TASK REQUIREMENTS:
Please give the data below again in full, exactly as it stands.

--- start of RAW RECORDS ---

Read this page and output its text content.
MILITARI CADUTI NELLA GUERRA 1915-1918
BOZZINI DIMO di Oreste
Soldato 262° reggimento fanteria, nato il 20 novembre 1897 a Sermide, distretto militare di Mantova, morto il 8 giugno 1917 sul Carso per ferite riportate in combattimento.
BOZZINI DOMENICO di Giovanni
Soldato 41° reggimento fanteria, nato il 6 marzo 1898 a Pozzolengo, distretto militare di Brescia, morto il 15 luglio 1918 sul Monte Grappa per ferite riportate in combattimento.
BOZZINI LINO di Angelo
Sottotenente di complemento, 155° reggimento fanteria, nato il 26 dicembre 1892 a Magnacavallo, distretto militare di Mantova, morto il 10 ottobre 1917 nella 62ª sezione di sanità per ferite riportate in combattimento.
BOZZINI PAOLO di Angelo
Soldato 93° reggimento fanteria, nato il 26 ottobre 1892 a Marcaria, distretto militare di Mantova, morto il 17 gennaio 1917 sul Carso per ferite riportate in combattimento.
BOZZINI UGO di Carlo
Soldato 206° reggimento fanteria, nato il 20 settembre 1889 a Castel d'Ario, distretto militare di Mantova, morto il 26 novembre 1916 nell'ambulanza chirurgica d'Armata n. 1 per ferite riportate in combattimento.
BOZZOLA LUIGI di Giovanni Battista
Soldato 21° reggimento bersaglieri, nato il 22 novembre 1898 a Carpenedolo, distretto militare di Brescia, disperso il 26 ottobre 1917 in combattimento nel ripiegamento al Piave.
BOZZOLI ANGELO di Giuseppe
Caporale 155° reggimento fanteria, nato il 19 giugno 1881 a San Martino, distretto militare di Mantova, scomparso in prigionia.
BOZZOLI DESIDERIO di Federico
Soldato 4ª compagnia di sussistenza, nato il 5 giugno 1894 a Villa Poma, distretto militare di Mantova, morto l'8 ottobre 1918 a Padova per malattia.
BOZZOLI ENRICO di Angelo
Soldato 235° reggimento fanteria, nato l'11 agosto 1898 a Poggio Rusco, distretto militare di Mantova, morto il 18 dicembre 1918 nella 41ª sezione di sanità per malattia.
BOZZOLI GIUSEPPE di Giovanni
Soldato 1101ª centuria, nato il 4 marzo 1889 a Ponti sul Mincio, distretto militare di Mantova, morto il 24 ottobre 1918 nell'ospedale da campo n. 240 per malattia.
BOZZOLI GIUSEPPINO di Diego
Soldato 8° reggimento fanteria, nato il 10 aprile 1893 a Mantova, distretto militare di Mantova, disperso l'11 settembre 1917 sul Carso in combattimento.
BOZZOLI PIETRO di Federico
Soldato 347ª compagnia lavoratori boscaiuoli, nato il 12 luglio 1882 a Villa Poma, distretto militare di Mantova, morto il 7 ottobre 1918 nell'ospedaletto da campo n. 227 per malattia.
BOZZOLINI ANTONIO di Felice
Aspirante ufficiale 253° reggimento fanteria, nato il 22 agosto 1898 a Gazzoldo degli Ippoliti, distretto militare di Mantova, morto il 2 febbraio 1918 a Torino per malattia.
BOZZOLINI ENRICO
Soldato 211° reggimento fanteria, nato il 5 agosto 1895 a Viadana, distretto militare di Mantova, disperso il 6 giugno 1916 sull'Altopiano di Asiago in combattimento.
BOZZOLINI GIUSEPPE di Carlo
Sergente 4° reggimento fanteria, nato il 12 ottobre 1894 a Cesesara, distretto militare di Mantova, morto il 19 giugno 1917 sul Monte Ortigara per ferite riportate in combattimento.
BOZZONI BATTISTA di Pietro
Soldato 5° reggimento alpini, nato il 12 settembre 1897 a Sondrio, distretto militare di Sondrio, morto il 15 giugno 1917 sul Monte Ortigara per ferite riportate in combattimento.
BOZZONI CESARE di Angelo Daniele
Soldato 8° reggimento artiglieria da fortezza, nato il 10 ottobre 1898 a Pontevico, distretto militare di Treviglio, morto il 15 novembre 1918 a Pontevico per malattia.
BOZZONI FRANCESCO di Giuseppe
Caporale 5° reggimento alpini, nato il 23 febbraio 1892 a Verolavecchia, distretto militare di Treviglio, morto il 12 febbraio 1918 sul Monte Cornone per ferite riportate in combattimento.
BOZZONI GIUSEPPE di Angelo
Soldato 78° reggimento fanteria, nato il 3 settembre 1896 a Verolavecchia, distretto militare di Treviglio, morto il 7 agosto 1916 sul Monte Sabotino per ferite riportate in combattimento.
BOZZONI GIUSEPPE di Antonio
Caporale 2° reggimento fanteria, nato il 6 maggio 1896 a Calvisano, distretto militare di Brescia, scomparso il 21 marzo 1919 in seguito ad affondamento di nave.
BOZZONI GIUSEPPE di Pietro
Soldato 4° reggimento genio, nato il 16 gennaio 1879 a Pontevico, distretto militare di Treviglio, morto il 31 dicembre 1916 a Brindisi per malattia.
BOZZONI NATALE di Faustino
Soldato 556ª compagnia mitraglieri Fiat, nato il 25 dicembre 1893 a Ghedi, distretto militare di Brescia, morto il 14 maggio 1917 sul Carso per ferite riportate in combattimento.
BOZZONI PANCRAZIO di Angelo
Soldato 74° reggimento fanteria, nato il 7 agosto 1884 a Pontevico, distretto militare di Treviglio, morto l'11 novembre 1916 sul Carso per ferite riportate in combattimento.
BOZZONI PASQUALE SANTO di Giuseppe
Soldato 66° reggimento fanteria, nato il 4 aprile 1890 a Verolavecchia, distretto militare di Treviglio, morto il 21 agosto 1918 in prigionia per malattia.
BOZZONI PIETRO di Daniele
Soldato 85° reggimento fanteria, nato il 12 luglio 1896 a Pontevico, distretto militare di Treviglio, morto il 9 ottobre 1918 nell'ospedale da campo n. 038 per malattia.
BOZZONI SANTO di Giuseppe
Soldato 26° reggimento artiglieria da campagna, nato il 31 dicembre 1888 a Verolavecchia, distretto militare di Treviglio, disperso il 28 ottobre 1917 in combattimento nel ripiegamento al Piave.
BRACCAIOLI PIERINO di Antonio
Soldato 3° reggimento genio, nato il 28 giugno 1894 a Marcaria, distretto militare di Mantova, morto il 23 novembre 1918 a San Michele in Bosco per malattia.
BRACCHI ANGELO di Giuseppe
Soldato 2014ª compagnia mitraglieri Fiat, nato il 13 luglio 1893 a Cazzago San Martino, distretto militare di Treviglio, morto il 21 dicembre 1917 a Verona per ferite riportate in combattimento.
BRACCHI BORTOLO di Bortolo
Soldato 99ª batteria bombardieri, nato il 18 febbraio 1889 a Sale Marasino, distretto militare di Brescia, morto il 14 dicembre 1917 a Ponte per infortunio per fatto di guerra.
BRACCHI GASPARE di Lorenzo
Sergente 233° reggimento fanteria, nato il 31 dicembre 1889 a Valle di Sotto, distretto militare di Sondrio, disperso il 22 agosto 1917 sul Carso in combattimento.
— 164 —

--- end of RAW RECORDS ---

SOLUTION TO THIS EXERCISE:
Read this page and output its text content.
MILITARI CADUTI NELLA GUERRA 1915-1918
BOZZINI DIMO di Oreste
Soldato 262° reggimento fanteria, nato il 20 novembre 1897 a Sermide, distretto militare di Mantova, morto il 8 giugno 1917 sul Carso per ferite riportate in combattimento.
BOZZINI DOMENICO di Giovanni
Soldato 41° reggimento fanteria, nato il 6 marzo 1898 a Pozzolengo, distretto militare di Brescia, morto il 15 luglio 1918 sul Monte Grappa per ferite riportate in combattimento.
BOZZINI LINO di Angelo
Sottotenente di complemento, 155° reggimento fanteria, nato il 26 dicembre 1892 a Magnacavallo, distretto militare di Mantova, morto il 10 ottobre 1917 nella 62ª sezione di sanità per ferite riportate in combattimento.
BOZZINI PAOLO di Angelo
Soldato 93° reggimento fanteria, nato il 26 ottobre 1892 a Marcaria, distretto militare di Mantova, morto il 17 gennaio 1917 sul Carso per ferite riportate in combattimento.
BOZZINI UGO di Carlo
Soldato 206° reggimento fanteria, nato il 20 settembre 1889 a Castel d'Ario, distretto militare di Mantova, morto il 26 novembre 1916 nell'ambulanza chirurgica d'Armata n. 1 per ferite riportate in combattimento.
BOZZOLA LUIGI di Giovanni Battista
Soldato 21° reggimento bersaglieri, nato il 22 novembre 1898 a Carpenedolo, distretto militare di Brescia, disperso il 26 ottobre 1917 in combattimento nel ripiegamento al Piave.
BOZZOLI ANGELO di Giuseppe
Caporale 155° reggimento fanteria, nato il 19 giugno 1881 a San Martino, distretto militare di Mantova, scomparso in prigionia.
BOZZOLI DESIDERIO di Federico
Soldato 4ª compagnia di sussistenza, nato il 5 giugno 1894 a Villa Poma, distretto militare di Mantova, morto l'8 ottobre 1918 a Padova per malattia.
BOZZOLI ENRICO di Angelo
Soldato 235° reggimento fanteria, nato l'11 agosto 1898 a Poggio Rusco, distretto militare di Mantova, morto il 18 dicembre 1918 nella 41ª sezione di sanità per malattia.
BOZZOLI GIUSEPPE di Giovanni
Soldato 1101ª centuria, nato il 4 marzo 1889 a Ponti sul Mincio, distretto militare di Mantova, morto il 24 ottobre 1918 nell'ospedale da campo n. 240 per malattia.
BOZZOLI GIUSEPPINO di Diego
Soldato 8° reggimento fanteria, nato il 10 aprile 1893 a Mantova, distretto militare di Mantova, disperso l'11 settembre 1917 sul Carso in combattimento.
BOZZOLI PIETRO di Federico
Soldato 347ª compagnia lavoratori boscaiuoli, nato il 12 luglio 1882 a Villa Poma, distretto militare di Mantova, morto il 7 ottobre 1918 nell'ospedaletto da campo n. 227 per malattia.
BOZZOLINI ANTONIO di Felice
Aspirante ufficiale 253° reggimento fanteria, nato il 22 agosto 1898 a Gazzoldo degli Ippoliti, distretto militare di Mantova, morto il 2 febbraio 1918 a Torino per malattia.
BOZZOLINI ENRICO
Soldato 211° reggimento fanteria, nato il 5 agosto 1895 a Viadana, distretto militare di Mantova, disperso il 6 giugno 1916 sull'Altopiano di Asiago in combattimento.
BOZZOLINI GIUSEPPE di Carlo
Sergente 4° reggimento fanteria, nato il 12 ottobre 1894 a Cesesara, distretto militare di Mantova, morto il 19 giugno 1917 sul Monte Ortigara per ferite riportate in combattimento.
BOZZONI BATTISTA di Pietro
Soldato 5° reggimento alpini, nato il 12 settembre 1897 a Sondrio, distretto militare di Sondrio, morto il 15 giugno 1917 sul Monte Ortigara per ferite riportate in combattimento.
BOZZONI CESARE di Angelo Daniele
Soldato 8° reggimento artiglieria da fortezza, nato il 10 ottobre 1898 a Pontevico, distretto militare di Treviglio, morto il 15 novembre 1918 a Pontevico per malattia.
BOZZONI FRANCESCO di Giuseppe
Caporale 5° reggimento alpini, nato il 23 febbraio 1892 a Verolavecchia, distretto militare di Treviglio, morto il 12 febbraio 1918 sul Monte Cornone per ferite riportate in combattimento.
BOZZONI GIUSEPPE di Angelo
Soldato 78° reggimento fanteria, nato il 3 settembre 1896 a Verolavecchia, distretto militare di Treviglio, morto il 7 agosto 1916 sul Monte Sabotino per ferite riportate in combattimento.
BOZZONI GIUSEPPE di Antonio
Caporale 2° reggimento fanteria, nato il 6 maggio 1896 a Calvisano, distretto militare di Brescia, scomparso il 21 marzo 1919 in seguito ad affondamento di nave.
BOZZONI GIUSEPPE di Pietro
Soldato 4° reggimento genio, nato il 16 gennaio 1879 a Pontevico, distretto militare di Treviglio, morto il 31 dicembre 1916 a Brindisi per malattia.
BOZZONI NATALE di Faustino
Soldato 556ª compagnia mitraglieri Fiat, nato il 25 dicembre 1893 a Ghedi, distretto militare di Brescia, morto il 14 maggio 1917 sul Carso per ferite riportate in combattimento.
BOZZONI PANCRAZIO di Angelo
Soldato 74° reggimento fanteria, nato il 7 agosto 1884 a Pontevico, distretto militare di Treviglio, morto l'11 novembre 1916 sul Carso per ferite riportate in combattimento.
BOZZONI PASQUALE SANTO di Giuseppe
Soldato 66° reggimento fanteria, nato il 4 aprile 1890 a Verolavecchia, distretto militare di Treviglio, morto il 21 agosto 1918 in prigionia per malattia.
BOZZONI PIETRO di Daniele
Soldato 85° reggimento fanteria, nato il 12 luglio 1896 a Pontevico, distretto militare di Treviglio, morto il 9 ottobre 1918 nell'ospedale da campo n. 038 per malattia.
BOZZONI SANTO di Giuseppe
Soldato 26° reggimento artiglieria da campagna, nato il 31 dicembre 1888 a Verolavecchia, distretto militare di Treviglio, disperso il 28 ottobre 1917 in combattimento nel ripiegamento al Piave.
BRACCAIOLI PIERINO di Antonio
Soldato 3° reggimento genio, nato il 28 giugno 1894 a Marcaria, distretto militare di Mantova, morto il 23 novembre 1918 a San Michele in Bosco per malattia.
BRACCHI ANGELO di Giuseppe
Soldato 2014ª compagnia mitraglieri Fiat, nato il 13 luglio 1893 a Cazzago San Martino, distretto militare di Treviglio, morto il 21 dicembre 1917 a Verona per ferite riportate in combattimento.
BRACCHI BORTOLO di Bortolo
Soldato 99ª batteria bombardieri, nato il 18 febbraio 1889 a Sale Marasino, distretto militare di Brescia, morto il 14 dicembre 1917 a Ponte per infortunio per fatto di guerra.
BRACCHI GASPARE di Lorenzo
Sergente 233° reggimento fanteria, nato il 31 dicembre 1889 a Valle di Sotto, distretto militare di Sondrio, disperso il 22 agosto 1917 sul Carso in combattimento.
— 164 —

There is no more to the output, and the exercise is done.